Out of the lines in this data, how many include "holds"? Give the number and nothing else.

* Start Records shown *

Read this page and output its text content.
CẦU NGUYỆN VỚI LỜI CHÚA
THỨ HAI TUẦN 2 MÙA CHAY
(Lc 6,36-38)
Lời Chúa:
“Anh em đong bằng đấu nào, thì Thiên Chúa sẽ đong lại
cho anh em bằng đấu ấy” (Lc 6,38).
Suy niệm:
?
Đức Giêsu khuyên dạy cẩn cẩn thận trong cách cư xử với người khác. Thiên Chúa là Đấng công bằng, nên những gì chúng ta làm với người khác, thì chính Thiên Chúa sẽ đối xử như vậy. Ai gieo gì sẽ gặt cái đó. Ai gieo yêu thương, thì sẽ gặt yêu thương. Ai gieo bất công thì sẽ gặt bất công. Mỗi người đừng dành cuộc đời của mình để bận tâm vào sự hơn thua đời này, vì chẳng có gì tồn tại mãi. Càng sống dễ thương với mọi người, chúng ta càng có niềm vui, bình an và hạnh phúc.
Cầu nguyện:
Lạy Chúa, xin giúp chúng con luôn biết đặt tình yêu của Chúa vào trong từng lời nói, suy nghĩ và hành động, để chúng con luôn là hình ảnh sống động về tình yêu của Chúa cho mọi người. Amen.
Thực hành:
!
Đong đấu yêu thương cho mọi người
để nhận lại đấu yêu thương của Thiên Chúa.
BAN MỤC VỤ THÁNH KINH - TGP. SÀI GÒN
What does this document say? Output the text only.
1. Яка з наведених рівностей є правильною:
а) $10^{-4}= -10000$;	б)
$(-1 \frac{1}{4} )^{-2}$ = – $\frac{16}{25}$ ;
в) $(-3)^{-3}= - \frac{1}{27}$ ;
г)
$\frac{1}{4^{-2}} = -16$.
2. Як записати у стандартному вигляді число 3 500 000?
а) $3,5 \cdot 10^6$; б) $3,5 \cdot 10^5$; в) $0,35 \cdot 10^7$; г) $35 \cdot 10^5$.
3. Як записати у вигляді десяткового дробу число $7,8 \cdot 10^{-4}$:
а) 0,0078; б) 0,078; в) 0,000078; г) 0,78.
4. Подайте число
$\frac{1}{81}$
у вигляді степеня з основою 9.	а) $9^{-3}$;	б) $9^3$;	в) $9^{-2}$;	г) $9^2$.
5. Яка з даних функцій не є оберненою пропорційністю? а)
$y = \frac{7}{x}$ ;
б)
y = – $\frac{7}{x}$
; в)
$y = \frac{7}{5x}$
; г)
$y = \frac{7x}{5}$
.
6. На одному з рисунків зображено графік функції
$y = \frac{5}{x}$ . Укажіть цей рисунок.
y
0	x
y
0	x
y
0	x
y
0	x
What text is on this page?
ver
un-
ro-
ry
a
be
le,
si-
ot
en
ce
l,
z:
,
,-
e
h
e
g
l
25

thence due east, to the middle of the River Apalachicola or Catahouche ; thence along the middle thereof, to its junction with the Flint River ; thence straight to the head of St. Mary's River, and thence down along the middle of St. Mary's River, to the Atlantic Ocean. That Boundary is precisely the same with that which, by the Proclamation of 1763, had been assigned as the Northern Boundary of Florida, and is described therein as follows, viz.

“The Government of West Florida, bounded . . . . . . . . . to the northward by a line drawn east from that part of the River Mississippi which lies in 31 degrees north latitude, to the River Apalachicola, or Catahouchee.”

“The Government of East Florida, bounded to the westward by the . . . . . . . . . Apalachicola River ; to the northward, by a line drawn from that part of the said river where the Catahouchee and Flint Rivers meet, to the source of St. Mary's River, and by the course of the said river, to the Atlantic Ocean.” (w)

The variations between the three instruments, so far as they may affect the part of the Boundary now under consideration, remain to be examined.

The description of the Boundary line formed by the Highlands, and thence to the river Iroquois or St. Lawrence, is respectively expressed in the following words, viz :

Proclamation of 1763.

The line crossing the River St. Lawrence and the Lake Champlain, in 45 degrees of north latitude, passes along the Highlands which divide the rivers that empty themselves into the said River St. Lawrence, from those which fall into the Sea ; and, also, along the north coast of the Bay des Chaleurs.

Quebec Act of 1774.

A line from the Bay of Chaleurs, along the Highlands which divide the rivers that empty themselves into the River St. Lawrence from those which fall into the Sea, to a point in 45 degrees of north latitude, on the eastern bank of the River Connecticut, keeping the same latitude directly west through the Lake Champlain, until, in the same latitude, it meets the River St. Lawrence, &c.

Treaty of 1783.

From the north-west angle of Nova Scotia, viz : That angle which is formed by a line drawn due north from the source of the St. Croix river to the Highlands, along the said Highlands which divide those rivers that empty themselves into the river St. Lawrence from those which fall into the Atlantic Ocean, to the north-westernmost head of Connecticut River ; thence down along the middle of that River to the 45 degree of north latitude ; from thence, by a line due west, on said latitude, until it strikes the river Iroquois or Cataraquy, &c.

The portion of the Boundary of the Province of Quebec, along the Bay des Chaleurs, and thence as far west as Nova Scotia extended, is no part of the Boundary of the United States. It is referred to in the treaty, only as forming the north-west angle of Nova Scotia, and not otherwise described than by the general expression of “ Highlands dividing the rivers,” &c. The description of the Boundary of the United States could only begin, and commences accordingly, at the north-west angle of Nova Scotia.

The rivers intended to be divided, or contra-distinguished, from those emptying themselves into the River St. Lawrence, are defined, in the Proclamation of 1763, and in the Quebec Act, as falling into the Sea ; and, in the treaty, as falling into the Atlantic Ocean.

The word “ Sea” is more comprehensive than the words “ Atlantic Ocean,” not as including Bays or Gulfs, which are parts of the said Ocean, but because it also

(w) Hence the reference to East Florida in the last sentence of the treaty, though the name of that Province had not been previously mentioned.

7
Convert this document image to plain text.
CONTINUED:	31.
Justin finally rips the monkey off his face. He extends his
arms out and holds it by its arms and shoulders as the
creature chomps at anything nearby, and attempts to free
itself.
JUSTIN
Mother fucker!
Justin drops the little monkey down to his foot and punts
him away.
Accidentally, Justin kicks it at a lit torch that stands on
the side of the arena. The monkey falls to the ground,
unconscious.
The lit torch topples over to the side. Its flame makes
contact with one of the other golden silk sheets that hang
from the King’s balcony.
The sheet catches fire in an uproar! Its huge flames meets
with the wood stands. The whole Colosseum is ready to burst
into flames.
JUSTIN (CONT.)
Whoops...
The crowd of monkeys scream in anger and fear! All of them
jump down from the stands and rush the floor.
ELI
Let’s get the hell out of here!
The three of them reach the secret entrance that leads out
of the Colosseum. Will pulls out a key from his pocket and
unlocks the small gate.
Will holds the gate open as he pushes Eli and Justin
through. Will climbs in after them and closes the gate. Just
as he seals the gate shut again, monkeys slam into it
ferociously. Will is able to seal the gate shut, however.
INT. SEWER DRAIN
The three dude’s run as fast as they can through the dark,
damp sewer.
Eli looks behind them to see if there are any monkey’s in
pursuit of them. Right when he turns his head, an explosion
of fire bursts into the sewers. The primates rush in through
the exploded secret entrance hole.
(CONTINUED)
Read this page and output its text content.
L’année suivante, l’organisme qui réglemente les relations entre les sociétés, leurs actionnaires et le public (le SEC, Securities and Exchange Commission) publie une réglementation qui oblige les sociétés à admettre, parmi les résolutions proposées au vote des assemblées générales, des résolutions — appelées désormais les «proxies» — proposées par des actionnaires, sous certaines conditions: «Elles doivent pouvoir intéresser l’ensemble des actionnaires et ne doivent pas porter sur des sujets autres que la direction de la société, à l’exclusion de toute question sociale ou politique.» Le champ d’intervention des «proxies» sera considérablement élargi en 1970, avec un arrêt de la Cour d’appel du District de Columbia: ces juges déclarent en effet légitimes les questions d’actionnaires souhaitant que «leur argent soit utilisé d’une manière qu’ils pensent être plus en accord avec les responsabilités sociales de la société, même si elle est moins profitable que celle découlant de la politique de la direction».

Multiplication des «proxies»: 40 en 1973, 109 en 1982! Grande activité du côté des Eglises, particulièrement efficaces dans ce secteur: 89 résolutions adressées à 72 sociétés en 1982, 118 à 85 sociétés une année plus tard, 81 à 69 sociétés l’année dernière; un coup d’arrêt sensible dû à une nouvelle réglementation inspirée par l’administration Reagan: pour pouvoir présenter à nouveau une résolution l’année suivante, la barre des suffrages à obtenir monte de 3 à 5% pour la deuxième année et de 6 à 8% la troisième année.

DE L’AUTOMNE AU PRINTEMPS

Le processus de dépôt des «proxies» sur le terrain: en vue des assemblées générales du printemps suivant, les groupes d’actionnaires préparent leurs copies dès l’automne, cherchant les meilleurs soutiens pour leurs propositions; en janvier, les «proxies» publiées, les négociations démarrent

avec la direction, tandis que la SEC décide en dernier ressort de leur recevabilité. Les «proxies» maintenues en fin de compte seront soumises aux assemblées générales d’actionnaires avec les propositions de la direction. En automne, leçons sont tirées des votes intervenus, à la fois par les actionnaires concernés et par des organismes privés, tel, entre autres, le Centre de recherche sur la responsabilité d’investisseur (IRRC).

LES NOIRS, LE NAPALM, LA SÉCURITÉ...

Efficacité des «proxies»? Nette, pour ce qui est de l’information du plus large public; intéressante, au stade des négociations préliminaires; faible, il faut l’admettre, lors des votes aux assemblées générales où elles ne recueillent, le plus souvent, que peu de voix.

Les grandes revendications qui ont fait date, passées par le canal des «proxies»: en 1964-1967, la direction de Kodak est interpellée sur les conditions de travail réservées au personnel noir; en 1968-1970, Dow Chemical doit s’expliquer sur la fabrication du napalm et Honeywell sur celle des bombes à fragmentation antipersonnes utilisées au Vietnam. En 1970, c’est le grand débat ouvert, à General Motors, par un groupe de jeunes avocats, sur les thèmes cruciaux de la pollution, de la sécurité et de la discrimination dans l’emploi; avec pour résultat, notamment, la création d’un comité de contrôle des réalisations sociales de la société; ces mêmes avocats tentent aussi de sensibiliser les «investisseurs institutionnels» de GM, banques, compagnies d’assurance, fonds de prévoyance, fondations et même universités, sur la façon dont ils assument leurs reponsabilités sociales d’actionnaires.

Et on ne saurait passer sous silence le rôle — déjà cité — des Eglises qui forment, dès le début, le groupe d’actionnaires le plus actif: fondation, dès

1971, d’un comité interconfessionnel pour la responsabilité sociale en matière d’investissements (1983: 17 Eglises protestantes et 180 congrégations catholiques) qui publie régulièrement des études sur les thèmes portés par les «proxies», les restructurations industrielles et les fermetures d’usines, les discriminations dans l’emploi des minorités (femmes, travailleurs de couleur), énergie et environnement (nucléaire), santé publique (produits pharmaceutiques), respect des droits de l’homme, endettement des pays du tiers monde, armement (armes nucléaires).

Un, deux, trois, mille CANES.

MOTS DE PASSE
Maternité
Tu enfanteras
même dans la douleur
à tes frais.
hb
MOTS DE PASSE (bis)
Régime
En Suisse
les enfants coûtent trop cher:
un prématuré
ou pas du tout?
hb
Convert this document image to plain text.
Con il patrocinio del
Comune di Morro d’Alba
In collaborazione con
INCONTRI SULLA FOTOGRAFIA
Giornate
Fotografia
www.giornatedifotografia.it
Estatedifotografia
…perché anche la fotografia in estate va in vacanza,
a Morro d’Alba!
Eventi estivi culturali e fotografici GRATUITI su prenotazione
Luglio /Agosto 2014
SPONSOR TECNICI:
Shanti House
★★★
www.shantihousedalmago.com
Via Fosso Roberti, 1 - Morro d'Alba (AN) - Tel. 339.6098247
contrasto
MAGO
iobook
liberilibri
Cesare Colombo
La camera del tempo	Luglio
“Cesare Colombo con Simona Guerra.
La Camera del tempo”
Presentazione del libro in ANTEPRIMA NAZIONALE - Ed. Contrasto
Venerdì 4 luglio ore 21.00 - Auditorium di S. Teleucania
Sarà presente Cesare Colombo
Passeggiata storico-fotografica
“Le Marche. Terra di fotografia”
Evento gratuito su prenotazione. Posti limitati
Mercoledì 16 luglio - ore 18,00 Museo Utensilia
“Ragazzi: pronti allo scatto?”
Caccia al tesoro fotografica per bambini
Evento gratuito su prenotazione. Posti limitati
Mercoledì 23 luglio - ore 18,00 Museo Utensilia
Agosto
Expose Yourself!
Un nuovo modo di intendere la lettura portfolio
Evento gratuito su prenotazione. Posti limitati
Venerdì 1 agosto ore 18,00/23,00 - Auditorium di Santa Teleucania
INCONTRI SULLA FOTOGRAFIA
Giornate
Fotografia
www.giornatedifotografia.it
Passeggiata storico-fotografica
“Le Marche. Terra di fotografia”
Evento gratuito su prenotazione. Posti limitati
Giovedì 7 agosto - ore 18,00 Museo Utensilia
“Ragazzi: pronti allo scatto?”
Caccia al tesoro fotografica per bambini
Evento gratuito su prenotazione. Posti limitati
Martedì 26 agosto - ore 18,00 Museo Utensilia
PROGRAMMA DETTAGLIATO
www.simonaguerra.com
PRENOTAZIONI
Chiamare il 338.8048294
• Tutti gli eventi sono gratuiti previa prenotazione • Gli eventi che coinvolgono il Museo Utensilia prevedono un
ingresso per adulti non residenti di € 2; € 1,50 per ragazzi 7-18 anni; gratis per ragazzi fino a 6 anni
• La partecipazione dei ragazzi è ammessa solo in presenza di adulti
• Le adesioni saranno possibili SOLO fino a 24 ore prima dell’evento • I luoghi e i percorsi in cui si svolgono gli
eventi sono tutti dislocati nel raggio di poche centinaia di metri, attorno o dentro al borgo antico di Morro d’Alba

* End Records shown *

**Answer to this task**
2